# Goal
Copy every line in the records below that contains the word "Policies".

======== Input ========

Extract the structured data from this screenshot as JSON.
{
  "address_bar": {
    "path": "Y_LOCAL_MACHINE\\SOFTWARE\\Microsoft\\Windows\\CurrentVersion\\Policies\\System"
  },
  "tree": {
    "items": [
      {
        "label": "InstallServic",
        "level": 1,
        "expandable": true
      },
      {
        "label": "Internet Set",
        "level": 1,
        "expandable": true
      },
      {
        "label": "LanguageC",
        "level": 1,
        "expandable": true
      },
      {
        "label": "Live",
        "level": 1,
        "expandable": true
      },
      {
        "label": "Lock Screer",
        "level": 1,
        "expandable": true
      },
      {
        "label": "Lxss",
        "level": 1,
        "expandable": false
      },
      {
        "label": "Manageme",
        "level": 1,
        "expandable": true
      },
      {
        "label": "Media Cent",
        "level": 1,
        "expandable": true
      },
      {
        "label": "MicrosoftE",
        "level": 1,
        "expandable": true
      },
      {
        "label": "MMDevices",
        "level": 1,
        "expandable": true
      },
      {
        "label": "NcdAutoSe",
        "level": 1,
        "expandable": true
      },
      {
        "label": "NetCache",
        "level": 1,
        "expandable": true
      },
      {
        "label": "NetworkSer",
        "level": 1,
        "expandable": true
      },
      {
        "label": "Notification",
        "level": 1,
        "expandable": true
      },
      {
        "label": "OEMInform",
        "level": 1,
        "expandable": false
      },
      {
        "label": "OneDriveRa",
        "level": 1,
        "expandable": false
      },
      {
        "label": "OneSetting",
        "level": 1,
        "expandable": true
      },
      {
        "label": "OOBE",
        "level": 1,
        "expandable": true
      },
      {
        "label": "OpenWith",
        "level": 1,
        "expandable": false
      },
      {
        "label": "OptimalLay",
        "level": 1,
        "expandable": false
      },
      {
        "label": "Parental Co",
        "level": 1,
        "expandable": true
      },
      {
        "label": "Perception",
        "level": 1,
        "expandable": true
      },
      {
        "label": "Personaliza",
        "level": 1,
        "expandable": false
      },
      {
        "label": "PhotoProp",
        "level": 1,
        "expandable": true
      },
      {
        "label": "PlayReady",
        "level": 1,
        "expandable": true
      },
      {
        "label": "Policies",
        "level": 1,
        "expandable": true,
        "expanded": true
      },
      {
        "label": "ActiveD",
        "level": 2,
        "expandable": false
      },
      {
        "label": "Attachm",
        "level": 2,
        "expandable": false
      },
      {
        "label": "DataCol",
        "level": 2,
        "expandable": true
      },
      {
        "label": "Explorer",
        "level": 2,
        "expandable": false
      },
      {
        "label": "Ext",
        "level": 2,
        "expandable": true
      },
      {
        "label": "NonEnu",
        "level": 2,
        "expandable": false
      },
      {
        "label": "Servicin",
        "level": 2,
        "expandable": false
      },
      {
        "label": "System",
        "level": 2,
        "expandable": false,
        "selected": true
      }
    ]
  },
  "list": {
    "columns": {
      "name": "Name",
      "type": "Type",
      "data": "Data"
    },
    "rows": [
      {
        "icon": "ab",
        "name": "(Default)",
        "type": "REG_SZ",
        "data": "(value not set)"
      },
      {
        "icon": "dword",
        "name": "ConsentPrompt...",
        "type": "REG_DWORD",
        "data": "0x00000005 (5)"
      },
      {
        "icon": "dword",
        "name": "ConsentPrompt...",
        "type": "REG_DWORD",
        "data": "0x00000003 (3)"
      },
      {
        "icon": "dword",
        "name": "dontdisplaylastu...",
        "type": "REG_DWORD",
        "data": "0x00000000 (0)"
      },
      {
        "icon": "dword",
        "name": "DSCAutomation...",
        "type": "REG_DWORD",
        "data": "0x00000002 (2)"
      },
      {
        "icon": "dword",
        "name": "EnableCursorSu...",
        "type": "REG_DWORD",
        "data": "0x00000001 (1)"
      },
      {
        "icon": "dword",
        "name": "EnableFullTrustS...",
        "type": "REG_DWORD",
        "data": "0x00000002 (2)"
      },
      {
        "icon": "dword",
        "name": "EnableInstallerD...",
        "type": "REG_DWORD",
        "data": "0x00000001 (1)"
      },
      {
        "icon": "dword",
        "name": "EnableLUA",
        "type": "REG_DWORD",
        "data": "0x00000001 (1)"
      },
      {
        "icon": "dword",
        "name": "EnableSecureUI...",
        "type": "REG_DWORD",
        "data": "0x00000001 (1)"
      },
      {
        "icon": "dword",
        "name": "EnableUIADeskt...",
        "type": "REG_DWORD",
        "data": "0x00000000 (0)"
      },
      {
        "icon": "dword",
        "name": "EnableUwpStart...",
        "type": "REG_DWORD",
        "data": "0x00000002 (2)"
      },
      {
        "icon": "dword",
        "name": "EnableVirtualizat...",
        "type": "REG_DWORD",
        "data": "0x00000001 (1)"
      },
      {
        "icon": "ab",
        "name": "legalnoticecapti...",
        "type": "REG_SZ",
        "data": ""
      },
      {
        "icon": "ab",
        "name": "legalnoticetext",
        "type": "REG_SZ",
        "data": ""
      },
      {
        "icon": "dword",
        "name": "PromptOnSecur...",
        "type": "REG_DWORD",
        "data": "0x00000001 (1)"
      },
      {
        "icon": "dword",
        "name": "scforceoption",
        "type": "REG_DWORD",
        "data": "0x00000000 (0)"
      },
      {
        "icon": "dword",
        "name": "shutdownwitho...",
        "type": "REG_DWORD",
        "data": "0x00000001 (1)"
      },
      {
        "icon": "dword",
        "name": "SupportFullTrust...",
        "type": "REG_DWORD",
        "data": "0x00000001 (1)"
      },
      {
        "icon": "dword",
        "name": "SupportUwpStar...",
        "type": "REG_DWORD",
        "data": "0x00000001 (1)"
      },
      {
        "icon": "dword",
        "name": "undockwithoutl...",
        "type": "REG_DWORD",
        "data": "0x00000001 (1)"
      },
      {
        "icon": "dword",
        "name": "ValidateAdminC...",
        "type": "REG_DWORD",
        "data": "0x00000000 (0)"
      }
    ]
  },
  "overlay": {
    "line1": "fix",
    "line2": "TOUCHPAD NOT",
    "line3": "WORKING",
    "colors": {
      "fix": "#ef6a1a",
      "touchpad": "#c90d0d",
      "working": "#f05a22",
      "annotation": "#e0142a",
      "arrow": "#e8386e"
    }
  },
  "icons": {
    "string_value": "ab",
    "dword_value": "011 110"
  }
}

========

# Answer to this exercise
    "path": "Y_LOCAL_MACHINE\\SOFTWARE\\Microsoft\\Windows\\CurrentVersion\\Policies\\System"
        "label": "Policies",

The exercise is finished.